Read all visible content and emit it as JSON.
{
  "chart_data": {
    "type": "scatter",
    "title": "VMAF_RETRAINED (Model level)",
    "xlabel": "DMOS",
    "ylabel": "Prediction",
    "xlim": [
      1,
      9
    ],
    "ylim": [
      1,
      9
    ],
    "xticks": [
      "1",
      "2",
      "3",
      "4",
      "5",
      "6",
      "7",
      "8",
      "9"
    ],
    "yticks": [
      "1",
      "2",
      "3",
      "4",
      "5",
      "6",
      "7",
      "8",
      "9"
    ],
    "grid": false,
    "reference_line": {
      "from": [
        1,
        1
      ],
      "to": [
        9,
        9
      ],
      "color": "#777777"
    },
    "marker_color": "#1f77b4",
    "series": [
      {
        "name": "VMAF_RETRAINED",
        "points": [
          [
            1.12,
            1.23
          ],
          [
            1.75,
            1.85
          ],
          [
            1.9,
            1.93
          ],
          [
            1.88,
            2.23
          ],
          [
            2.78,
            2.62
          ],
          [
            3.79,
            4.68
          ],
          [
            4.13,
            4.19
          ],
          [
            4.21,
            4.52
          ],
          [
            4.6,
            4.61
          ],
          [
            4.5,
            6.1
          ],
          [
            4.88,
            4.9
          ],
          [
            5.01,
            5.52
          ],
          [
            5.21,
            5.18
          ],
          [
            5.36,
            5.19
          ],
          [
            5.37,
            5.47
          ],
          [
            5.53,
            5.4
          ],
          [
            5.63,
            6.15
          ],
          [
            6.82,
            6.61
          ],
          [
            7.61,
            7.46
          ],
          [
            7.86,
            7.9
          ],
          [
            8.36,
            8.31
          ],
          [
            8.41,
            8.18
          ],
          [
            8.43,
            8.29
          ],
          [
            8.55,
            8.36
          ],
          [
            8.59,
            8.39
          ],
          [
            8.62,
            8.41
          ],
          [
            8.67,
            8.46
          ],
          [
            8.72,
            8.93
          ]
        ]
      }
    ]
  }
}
###
* [Short problem]: Output each record exactly, leaving nothing out.

* [Exercise result]:
Read all visible content and emit it as JSON.
{
  "chart_data": {
    "type": "scatter",
    "title": "VMAF_RETRAINED (Model level)",
    "xlabel": "DMOS",
    "ylabel": "Prediction",
    "xlim": [
      1,
      9
    ],
    "ylim": [
      1,
      9
    ],
    "xticks": [
      "1",
      "2",
      "3",
      "4",
      "5",
      "6",
      "7",
      "8",
      "9"
    ],
    "yticks": [
      "1",
      "2",
      "3",
      "4",
      "5",
      "6",
      "7",
      "8",
      "9"
    ],
    "grid": false,
    "reference_line": {
      "from": [
        1,
        1
      ],
      "to": [
        9,
        9
      ],
      "color": "#777777"
    },
    "marker_color": "#1f77b4",
    "series": [
      {
        "name": "VMAF_RETRAINED",
        "points": [
          [
            1.12,
            1.23
          ],
          [
            1.75,
            1.85
          ],
          [
            1.9,
            1.93
          ],
          [
            1.88,
            2.23
          ],
          [
            2.78,
            2.62
          ],
          [
            3.79,
            4.68
          ],
          [
            4.13,
            4.19
          ],
          [
            4.21,
            4.52
          ],
          [
            4.6,
            4.61
          ],
          [
            4.5,
            6.1
          ],
          [
            4.88,
            4.9
          ],
          [
            5.01,
            5.52
          ],
          [
            5.21,
            5.18
          ],
          [
            5.36,
            5.19
          ],
          [
            5.37,
            5.47
          ],
          [
            5.53,
            5.4
          ],
          [
            5.63,
            6.15
          ],
          [
            6.82,
            6.61
          ],
          [
            7.61,
            7.46
          ],
          [
            7.86,
            7.9
          ],
          [
            8.36,
            8.31
          ],
          [
            8.41,
            8.18
          ],
          [
            8.43,
            8.29
          ],
          [
            8.55,
            8.36
          ],
          [
            8.59,
            8.39
          ],
          [
            8.62,
            8.41
          ],
          [
            8.67,
            8.46
          ],
          [
            8.72,
            8.93
          ]
        ]
      }
    ]
  }
}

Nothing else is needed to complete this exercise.